**REQUEST**
Exact copies are required of the lines from the line containing "What data populates" through the final line of the listing, both included, and of no other lines.

**** MATERIAL PROVIDED

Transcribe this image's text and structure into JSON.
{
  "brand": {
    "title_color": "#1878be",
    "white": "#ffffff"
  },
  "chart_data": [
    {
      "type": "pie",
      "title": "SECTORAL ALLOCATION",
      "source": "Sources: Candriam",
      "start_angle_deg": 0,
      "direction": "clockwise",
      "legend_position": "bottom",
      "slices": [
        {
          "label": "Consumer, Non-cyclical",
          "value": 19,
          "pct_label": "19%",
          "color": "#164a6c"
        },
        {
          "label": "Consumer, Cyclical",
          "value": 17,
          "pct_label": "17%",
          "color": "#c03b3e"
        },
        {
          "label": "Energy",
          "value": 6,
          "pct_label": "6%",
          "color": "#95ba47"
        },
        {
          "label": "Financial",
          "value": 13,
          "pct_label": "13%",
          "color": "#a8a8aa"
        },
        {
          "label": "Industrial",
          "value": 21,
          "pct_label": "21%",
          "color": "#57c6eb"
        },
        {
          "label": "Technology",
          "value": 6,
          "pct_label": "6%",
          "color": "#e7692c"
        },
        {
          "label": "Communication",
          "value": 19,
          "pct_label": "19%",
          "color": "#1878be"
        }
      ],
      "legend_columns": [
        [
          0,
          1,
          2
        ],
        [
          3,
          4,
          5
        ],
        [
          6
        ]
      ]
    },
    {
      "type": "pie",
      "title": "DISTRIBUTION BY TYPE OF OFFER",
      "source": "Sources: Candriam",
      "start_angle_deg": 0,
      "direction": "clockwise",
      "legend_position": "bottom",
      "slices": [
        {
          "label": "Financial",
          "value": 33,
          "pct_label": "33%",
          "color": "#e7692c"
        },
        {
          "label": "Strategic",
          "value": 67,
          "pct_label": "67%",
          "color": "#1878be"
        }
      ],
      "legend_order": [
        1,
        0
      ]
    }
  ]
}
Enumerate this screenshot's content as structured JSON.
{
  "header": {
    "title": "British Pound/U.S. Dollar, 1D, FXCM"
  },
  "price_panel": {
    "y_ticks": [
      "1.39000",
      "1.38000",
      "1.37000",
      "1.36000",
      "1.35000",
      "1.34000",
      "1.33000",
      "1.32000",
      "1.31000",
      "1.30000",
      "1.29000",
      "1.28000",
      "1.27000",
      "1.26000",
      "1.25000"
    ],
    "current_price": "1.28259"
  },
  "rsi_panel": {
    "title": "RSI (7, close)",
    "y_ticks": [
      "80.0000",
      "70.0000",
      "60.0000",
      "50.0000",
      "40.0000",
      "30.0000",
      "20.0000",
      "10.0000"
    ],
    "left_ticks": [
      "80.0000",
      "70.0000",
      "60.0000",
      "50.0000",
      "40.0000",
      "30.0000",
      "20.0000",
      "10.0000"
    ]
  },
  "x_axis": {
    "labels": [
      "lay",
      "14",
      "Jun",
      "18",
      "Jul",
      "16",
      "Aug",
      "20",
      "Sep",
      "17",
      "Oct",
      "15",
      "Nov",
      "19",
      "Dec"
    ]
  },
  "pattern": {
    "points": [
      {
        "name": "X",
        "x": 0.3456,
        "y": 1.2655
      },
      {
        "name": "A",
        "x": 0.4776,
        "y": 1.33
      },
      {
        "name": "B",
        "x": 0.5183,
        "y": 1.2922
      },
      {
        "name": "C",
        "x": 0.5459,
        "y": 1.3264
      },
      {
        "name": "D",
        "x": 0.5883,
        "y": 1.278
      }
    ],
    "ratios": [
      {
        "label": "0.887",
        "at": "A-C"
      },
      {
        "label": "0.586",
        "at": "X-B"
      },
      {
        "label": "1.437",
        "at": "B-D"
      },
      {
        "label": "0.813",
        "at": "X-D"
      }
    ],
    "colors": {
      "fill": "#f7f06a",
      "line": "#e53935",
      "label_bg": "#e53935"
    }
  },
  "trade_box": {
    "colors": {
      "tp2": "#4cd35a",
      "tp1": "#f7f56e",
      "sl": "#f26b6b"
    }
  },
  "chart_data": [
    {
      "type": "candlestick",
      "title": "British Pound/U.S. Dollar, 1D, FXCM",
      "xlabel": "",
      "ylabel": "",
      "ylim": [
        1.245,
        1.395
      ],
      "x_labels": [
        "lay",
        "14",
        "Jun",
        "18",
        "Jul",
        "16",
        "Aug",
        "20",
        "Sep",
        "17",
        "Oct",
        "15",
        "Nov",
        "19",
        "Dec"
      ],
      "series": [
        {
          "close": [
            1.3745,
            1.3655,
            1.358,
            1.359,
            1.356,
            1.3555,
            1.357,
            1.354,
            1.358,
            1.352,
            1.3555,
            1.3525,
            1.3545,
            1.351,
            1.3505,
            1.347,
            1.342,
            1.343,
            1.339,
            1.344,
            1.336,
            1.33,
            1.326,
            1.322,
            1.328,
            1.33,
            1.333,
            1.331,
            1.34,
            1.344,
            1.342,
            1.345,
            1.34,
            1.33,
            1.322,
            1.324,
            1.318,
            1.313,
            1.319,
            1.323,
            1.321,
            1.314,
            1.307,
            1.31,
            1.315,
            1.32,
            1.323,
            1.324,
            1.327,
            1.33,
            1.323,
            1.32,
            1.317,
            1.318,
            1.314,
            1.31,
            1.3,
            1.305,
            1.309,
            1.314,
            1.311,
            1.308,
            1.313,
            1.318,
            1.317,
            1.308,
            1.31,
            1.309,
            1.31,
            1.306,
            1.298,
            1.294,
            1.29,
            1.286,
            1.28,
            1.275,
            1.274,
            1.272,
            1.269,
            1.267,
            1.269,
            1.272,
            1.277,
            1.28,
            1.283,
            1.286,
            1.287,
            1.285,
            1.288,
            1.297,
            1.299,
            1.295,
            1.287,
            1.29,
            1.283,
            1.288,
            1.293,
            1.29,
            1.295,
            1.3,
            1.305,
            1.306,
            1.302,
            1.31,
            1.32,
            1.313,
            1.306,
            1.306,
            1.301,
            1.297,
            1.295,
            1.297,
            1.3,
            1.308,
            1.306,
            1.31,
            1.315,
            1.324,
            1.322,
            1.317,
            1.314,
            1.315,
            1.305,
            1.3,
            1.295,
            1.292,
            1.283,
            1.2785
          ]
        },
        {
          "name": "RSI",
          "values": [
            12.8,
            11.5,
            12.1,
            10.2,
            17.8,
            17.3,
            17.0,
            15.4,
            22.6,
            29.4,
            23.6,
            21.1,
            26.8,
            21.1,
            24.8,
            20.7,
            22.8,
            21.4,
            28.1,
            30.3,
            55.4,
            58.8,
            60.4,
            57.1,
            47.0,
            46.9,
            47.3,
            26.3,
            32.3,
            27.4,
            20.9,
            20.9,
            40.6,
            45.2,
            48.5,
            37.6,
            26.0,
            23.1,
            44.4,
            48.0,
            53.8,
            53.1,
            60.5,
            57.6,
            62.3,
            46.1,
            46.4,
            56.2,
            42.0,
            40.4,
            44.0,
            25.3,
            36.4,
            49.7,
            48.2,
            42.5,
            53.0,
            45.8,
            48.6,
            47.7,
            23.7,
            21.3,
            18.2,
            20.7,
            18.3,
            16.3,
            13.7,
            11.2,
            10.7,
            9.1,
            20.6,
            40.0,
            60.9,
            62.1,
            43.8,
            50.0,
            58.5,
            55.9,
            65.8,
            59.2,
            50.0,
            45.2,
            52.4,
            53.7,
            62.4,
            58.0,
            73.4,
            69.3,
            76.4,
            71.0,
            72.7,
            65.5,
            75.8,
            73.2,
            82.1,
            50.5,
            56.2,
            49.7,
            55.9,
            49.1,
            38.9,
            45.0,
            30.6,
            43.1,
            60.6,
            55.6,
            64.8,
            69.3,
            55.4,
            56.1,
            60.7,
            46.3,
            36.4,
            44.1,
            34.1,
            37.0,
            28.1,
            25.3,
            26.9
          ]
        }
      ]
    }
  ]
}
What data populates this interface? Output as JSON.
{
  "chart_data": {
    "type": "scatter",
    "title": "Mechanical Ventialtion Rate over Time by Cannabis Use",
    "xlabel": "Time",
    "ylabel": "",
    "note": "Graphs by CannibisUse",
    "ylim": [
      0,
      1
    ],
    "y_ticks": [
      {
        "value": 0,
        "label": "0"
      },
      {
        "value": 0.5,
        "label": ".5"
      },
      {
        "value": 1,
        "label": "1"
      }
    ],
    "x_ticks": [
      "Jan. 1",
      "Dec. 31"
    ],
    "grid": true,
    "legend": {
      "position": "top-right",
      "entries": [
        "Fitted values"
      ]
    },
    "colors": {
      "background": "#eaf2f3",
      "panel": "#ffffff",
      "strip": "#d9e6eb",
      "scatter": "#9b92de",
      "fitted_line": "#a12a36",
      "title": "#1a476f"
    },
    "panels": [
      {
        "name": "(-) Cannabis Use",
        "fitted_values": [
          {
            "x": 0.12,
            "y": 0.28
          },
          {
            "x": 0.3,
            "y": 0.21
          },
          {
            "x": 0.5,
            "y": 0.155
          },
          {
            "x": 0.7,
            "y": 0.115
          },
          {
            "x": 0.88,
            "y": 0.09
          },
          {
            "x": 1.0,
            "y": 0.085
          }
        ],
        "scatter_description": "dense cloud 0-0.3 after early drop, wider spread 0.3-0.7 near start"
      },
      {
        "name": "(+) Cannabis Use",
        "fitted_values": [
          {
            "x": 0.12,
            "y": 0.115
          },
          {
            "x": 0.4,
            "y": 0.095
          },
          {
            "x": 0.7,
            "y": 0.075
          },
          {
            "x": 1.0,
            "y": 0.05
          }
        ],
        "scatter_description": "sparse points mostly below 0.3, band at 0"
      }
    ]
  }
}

********

**THE ANSWER**
What data populates this interface? Output as JSON.
{
  "chart_data": {
    "type": "scatter",
    "title": "Mechanical Ventialtion Rate over Time by Cannabis Use",
    "xlabel": "Time",
    "ylabel": "",
    "note": "Graphs by CannibisUse",
    "ylim": [
      0,
      1
    ],
    "y_ticks": [
      {
        "value": 0,
        "label": "0"
      },
      {
        "value": 0.5,
        "label": ".5"
      },
      {
        "value": 1,
        "label": "1"
      }
    ],
    "x_ticks": [
      "Jan. 1",
      "Dec. 31"
    ],
    "grid": true,
    "legend": {
      "position": "top-right",
      "entries": [
        "Fitted values"
      ]
    },
    "colors": {
      "background": "#eaf2f3",
      "panel": "#ffffff",
      "strip": "#d9e6eb",
      "scatter": "#9b92de",
      "fitted_line": "#a12a36",
      "title": "#1a476f"
    },
    "panels": [
      {
        "name": "(-) Cannabis Use",
        "fitted_values": [
          {
            "x": 0.12,
            "y": 0.28
          },
          {
            "x": 0.3,
            "y": 0.21
          },
          {
            "x": 0.5,
            "y": 0.155
          },
          {
            "x": 0.7,
            "y": 0.115
          },
          {
            "x": 0.88,
            "y": 0.09
          },
          {
            "x": 1.0,
            "y": 0.085
          }
        ],
        "scatter_description": "dense cloud 0-0.3 after early drop, wider spread 0.3-0.7 near start"
      },
      {
        "name": "(+) Cannabis Use",
        "fitted_values": [
          {
            "x": 0.12,
            "y": 0.115
          },
          {
            "x": 0.4,
            "y": 0.095
          },
          {
            "x": 0.7,
            "y": 0.075
          },
          {
            "x": 1.0,
            "y": 0.05
          }
        ],
        "scatter_description": "sparse points mostly below 0.3, band at 0"
      }
    ]
  }
}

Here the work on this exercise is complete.